= Saved entries =
━━━
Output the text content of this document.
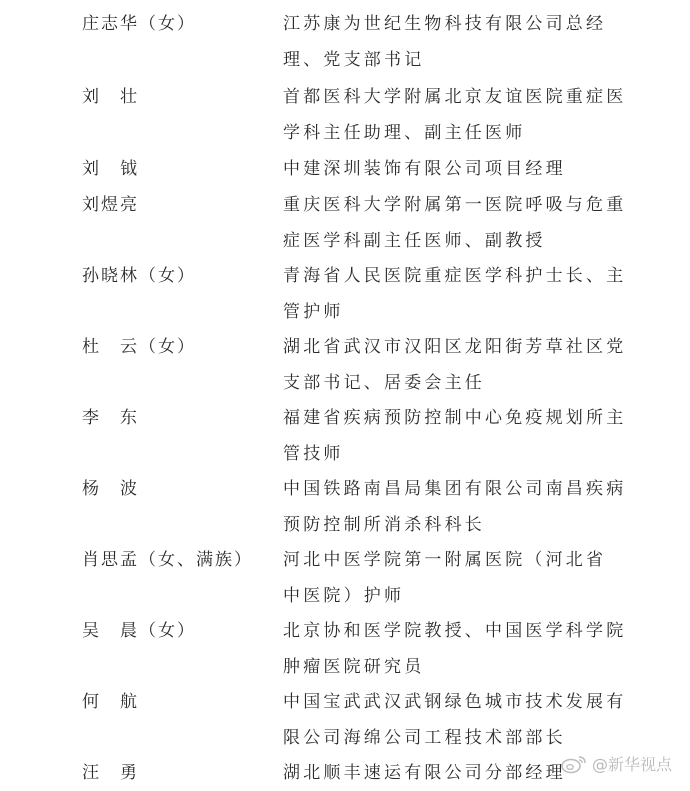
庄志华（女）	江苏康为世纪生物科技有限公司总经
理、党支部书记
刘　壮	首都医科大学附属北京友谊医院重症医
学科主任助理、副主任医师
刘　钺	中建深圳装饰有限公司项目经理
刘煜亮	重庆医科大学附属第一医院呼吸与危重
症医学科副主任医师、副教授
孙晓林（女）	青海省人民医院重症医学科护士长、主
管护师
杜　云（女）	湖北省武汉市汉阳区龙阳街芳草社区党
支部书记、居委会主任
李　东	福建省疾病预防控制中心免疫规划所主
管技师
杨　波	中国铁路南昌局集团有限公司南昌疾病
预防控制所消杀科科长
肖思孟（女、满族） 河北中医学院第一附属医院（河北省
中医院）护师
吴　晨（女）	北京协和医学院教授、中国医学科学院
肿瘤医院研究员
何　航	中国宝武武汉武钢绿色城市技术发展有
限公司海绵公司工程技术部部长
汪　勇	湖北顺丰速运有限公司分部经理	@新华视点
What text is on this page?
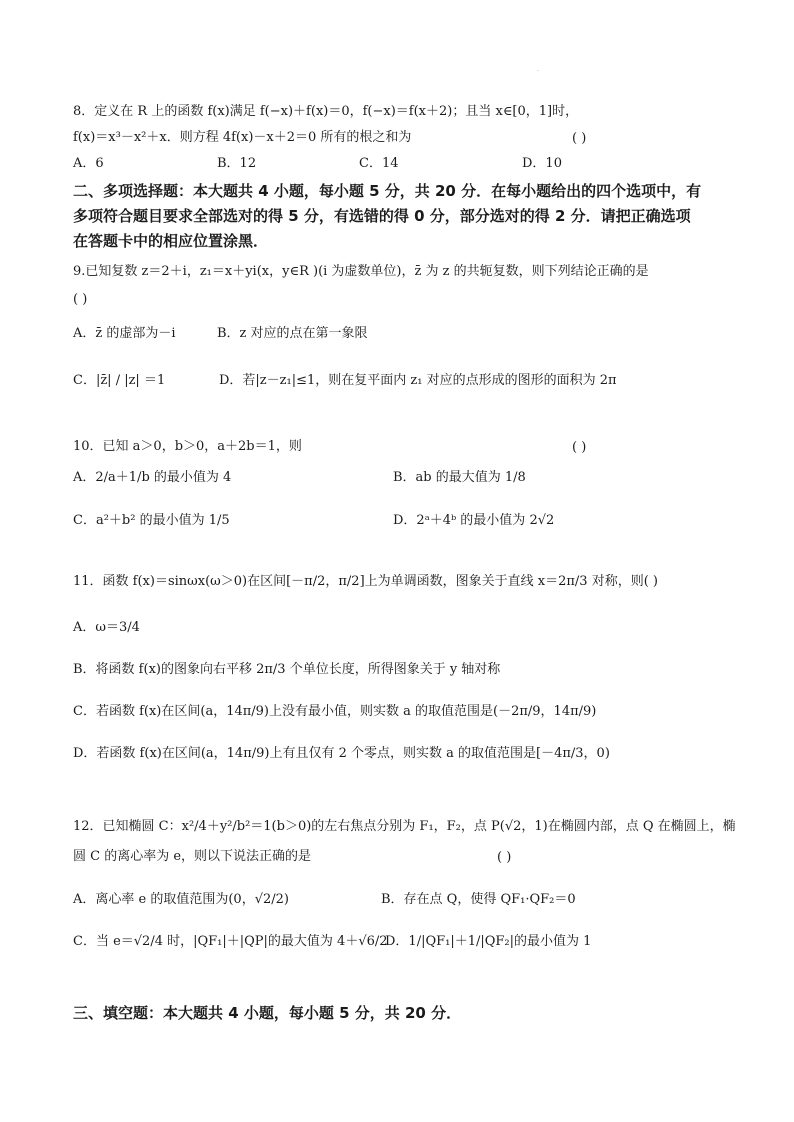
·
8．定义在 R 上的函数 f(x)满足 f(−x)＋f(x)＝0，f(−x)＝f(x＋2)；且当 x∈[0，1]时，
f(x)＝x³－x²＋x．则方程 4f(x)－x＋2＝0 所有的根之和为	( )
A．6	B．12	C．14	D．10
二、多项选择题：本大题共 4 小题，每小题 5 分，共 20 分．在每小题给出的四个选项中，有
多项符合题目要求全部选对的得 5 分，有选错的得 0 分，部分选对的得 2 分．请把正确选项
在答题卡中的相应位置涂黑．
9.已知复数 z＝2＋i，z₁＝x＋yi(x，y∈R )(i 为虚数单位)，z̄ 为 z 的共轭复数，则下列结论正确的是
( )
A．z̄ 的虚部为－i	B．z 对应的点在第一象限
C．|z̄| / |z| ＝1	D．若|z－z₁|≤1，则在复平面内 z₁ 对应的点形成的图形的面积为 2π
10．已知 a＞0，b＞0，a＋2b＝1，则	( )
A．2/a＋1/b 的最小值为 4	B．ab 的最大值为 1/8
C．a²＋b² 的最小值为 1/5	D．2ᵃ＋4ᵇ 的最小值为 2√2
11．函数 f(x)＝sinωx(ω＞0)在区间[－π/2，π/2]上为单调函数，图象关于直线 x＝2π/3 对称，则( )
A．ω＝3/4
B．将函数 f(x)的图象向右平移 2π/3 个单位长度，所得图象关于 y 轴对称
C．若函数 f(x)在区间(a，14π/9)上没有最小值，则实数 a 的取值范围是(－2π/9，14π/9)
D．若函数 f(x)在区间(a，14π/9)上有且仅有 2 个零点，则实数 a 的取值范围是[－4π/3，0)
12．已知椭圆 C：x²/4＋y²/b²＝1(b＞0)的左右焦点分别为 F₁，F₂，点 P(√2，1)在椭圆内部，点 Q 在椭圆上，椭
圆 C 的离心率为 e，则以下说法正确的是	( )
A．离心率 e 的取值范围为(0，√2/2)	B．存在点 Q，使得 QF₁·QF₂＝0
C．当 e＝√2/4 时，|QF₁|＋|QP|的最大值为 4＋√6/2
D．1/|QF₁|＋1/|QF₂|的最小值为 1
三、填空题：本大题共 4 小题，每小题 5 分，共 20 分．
━━━
= STATED PROBLEM =
Copy all the data exactly as written, but skip any picture.

= SOLUTION =
Output the text content of this document.
庄志华（女）	江苏康为世纪生物科技有限公司总经
理、党支部书记
刘　壮	首都医科大学附属北京友谊医院重症医
学科主任助理、副主任医师
刘　钺	中建深圳装饰有限公司项目经理
刘煜亮	重庆医科大学附属第一医院呼吸与危重
症医学科副主任医师、副教授
孙晓林（女）	青海省人民医院重症医学科护士长、主
管护师
杜　云（女）	湖北省武汉市汉阳区龙阳街芳草社区党
支部书记、居委会主任
李　东	福建省疾病预防控制中心免疫规划所主
管技师
杨　波	中国铁路南昌局集团有限公司南昌疾病
预防控制所消杀科科长
肖思孟（女、满族） 河北中医学院第一附属医院（河北省
中医院）护师
吴　晨（女）	北京协和医学院教授、中国医学科学院
肿瘤医院研究员
何　航	中国宝武武汉武钢绿色城市技术发展有
限公司海绵公司工程技术部部长
汪　勇	湖北顺丰速运有限公司分部经理	@新华视点
What text is on this page?
·
8．定义在 R 上的函数 f(x)满足 f(−x)＋f(x)＝0，f(−x)＝f(x＋2)；且当 x∈[0，1]时，
f(x)＝x³－x²＋x．则方程 4f(x)－x＋2＝0 所有的根之和为	( )
A．6	B．12	C．14	D．10
二、多项选择题：本大题共 4 小题，每小题 5 分，共 20 分．在每小题给出的四个选项中，有
多项符合题目要求全部选对的得 5 分，有选错的得 0 分，部分选对的得 2 分．请把正确选项
在答题卡中的相应位置涂黑．
9.已知复数 z＝2＋i，z₁＝x＋yi(x，y∈R )(i 为虚数单位)，z̄ 为 z 的共轭复数，则下列结论正确的是
( )
A．z̄ 的虚部为－i	B．z 对应的点在第一象限
C．|z̄| / |z| ＝1	D．若|z－z₁|≤1，则在复平面内 z₁ 对应的点形成的图形的面积为 2π
10．已知 a＞0，b＞0，a＋2b＝1，则	( )
A．2/a＋1/b 的最小值为 4	B．ab 的最大值为 1/8
C．a²＋b² 的最小值为 1/5	D．2ᵃ＋4ᵇ 的最小值为 2√2
11．函数 f(x)＝sinωx(ω＞0)在区间[－π/2，π/2]上为单调函数，图象关于直线 x＝2π/3 对称，则( )
A．ω＝3/4
B．将函数 f(x)的图象向右平移 2π/3 个单位长度，所得图象关于 y 轴对称
C．若函数 f(x)在区间(a，14π/9)上没有最小值，则实数 a 的取值范围是(－2π/9，14π/9)
D．若函数 f(x)在区间(a，14π/9)上有且仅有 2 个零点，则实数 a 的取值范围是[－4π/3，0)
12．已知椭圆 C：x²/4＋y²/b²＝1(b＞0)的左右焦点分别为 F₁，F₂，点 P(√2，1)在椭圆内部，点 Q 在椭圆上，椭
圆 C 的离心率为 e，则以下说法正确的是	( )
A．离心率 e 的取值范围为(0，√2/2)	B．存在点 Q，使得 QF₁·QF₂＝0
C．当 e＝√2/4 时，|QF₁|＋|QP|的最大值为 4＋√6/2
D．1/|QF₁|＋1/|QF₂|的最小值为 1
三、填空题：本大题共 4 小题，每小题 5 分，共 20 分．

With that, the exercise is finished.